Given exercise = Extract every line where the string "powers" appears.

Material shown =
—————
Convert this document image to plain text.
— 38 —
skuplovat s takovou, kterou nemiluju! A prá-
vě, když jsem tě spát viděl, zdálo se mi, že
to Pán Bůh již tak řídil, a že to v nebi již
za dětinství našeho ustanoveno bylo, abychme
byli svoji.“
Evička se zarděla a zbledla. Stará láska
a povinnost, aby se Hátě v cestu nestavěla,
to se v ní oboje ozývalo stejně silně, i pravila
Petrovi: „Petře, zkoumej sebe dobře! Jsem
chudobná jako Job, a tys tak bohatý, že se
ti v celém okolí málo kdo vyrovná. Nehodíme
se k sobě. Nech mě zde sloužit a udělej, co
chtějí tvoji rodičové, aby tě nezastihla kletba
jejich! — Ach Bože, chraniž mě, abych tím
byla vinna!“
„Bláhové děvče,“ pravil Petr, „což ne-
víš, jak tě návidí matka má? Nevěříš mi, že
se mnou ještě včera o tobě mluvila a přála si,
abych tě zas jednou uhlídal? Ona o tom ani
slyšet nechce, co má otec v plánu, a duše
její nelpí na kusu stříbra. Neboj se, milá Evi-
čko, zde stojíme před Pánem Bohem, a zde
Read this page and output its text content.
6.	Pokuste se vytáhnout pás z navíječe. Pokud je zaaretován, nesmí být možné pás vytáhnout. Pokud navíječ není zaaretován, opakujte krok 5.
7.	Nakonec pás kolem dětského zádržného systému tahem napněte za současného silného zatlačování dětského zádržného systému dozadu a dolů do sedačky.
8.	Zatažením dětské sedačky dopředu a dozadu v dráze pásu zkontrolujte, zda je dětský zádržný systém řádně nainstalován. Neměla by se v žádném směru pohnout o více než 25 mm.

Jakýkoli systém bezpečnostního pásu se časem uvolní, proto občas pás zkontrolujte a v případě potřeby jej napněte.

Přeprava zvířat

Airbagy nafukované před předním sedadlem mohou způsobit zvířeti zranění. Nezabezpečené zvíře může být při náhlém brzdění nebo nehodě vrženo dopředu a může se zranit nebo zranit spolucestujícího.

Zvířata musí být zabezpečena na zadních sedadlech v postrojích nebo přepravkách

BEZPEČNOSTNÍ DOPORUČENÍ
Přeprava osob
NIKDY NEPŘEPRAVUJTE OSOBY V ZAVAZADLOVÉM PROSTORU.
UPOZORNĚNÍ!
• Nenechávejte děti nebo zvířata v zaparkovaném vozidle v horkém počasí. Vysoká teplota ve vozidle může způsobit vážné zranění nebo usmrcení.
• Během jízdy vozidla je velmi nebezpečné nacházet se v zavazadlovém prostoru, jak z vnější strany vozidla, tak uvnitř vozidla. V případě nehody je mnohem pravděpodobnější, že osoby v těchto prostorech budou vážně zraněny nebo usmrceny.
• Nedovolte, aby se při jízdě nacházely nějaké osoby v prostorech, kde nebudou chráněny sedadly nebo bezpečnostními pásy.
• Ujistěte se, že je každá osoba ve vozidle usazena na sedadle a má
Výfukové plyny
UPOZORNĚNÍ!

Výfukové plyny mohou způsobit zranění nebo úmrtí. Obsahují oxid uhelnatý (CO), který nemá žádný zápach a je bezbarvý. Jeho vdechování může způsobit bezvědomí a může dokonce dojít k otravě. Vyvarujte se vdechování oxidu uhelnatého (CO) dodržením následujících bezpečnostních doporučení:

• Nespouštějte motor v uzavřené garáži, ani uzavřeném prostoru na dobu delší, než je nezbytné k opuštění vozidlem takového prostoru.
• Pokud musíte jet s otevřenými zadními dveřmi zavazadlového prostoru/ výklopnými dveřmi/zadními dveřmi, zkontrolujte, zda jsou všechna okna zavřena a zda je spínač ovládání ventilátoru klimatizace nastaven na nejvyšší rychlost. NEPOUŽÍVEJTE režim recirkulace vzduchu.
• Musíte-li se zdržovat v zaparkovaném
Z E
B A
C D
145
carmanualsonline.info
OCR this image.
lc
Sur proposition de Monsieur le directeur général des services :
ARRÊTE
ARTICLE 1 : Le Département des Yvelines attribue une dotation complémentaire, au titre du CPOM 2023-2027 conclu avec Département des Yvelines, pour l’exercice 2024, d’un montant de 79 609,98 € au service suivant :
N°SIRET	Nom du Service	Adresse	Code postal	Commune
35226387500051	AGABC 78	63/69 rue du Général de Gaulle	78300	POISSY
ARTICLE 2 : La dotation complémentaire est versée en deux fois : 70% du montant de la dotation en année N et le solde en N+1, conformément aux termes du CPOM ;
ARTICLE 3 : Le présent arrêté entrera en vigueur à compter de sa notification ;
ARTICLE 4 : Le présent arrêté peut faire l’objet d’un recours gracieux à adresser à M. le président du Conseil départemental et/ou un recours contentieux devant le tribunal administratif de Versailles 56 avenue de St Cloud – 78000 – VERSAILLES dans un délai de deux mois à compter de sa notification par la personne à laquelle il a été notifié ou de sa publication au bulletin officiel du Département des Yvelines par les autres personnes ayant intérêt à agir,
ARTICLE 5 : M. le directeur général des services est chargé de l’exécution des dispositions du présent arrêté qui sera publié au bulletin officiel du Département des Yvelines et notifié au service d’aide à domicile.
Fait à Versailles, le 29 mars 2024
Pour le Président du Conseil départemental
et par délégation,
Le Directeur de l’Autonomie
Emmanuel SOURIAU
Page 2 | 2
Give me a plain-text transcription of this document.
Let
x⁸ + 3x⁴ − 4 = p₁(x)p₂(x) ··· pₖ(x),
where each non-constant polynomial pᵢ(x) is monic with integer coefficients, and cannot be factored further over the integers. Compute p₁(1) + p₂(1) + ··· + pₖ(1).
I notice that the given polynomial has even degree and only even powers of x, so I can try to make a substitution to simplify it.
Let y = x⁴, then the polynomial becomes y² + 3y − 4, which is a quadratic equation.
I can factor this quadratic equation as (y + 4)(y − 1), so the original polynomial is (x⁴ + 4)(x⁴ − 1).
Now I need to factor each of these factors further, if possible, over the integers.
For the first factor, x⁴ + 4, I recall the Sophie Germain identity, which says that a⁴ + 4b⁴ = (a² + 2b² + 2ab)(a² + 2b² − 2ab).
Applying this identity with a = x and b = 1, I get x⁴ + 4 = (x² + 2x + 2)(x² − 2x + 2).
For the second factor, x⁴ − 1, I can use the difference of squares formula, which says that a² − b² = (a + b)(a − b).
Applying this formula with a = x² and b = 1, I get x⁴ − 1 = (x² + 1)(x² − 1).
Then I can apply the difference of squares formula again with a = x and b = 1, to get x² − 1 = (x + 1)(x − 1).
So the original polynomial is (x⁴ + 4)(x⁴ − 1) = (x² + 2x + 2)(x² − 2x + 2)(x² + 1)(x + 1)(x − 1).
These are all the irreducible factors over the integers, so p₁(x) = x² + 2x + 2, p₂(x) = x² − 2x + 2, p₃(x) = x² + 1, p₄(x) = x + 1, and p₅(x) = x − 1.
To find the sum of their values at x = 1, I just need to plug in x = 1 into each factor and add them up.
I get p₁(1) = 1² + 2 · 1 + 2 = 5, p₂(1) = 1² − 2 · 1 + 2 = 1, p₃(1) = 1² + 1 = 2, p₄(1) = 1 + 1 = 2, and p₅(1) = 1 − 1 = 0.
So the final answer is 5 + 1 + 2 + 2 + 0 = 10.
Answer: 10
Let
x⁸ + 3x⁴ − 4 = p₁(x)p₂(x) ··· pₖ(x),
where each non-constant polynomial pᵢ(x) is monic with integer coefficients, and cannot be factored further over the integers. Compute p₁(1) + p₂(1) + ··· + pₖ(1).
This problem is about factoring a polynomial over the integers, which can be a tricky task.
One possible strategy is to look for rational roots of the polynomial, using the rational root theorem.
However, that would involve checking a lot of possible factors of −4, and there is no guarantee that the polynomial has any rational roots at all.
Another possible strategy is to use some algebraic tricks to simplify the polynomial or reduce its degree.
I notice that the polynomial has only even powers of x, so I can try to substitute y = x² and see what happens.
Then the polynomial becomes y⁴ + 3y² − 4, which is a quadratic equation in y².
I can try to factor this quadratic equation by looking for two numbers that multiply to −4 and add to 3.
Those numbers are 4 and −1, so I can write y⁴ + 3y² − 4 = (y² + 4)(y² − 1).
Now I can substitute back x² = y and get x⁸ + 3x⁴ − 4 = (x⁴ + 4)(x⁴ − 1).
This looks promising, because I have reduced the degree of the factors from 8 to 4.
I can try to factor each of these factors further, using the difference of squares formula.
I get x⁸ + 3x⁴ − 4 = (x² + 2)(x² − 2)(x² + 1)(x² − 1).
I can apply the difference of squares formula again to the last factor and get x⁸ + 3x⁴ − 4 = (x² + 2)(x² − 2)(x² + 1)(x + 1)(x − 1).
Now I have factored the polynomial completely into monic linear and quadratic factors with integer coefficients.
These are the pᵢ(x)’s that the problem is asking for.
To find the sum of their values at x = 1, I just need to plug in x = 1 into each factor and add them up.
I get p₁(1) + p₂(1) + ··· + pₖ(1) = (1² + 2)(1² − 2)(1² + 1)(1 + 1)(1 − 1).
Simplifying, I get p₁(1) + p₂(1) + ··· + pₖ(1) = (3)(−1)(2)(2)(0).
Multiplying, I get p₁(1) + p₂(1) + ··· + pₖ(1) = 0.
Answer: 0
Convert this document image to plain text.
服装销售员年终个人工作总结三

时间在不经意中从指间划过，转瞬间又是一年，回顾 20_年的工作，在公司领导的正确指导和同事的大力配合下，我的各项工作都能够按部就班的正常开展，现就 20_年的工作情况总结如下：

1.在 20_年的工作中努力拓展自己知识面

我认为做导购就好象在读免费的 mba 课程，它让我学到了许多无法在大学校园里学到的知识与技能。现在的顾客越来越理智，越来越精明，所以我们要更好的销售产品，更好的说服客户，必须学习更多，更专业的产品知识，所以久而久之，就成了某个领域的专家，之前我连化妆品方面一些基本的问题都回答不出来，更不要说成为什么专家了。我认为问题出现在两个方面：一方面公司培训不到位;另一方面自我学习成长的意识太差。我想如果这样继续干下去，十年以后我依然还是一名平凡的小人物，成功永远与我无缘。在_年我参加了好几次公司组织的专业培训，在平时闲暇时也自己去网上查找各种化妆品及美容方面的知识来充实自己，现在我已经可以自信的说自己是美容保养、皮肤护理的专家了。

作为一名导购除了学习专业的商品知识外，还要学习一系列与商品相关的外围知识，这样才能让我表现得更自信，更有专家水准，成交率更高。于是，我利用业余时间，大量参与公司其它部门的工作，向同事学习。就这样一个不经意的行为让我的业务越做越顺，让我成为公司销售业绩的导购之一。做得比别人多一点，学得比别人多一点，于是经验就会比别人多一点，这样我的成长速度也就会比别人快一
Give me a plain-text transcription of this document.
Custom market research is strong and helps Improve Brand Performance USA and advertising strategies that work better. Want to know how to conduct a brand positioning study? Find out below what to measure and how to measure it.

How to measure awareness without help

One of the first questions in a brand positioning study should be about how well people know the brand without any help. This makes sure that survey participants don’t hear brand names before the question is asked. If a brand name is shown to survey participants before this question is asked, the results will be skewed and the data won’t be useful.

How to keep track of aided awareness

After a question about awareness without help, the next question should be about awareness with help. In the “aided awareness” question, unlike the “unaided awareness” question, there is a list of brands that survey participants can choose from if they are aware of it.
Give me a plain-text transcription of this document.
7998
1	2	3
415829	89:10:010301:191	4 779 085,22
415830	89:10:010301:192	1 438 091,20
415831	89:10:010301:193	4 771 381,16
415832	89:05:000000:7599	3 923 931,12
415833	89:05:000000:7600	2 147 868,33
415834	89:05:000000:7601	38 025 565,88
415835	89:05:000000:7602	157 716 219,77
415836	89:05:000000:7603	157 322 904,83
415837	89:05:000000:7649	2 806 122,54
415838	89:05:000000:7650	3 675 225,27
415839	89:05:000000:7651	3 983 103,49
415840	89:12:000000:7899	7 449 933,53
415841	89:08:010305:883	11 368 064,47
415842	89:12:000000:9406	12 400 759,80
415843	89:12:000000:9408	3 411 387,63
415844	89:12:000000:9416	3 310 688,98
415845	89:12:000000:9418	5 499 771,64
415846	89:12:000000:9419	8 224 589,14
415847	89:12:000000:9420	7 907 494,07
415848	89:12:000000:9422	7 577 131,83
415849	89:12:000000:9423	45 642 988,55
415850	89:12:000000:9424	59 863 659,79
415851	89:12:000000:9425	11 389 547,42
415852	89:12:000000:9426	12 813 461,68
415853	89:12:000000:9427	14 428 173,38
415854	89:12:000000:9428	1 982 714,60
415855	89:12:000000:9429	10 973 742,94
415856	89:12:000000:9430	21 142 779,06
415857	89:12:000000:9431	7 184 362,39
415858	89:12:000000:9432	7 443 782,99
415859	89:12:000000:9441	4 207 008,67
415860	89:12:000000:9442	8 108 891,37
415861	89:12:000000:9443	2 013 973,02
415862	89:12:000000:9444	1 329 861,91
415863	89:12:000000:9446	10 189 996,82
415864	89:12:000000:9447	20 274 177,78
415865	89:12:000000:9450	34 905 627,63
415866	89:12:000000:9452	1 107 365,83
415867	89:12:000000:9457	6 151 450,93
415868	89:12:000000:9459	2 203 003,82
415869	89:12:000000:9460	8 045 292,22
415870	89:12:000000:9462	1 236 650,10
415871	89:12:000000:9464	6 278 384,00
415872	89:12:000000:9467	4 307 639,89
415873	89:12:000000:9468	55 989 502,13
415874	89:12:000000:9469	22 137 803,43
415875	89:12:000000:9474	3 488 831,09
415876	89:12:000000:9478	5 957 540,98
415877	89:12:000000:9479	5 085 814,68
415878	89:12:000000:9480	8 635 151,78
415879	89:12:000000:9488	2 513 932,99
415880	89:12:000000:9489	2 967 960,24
—————
Result of this exercise =
I notice that the given polynomial has even degree and only even powers of x, so I can try to make a substitution to simplify it.
I notice that the polynomial has only even powers of x, so I can try to substitute y = x² and see what happens.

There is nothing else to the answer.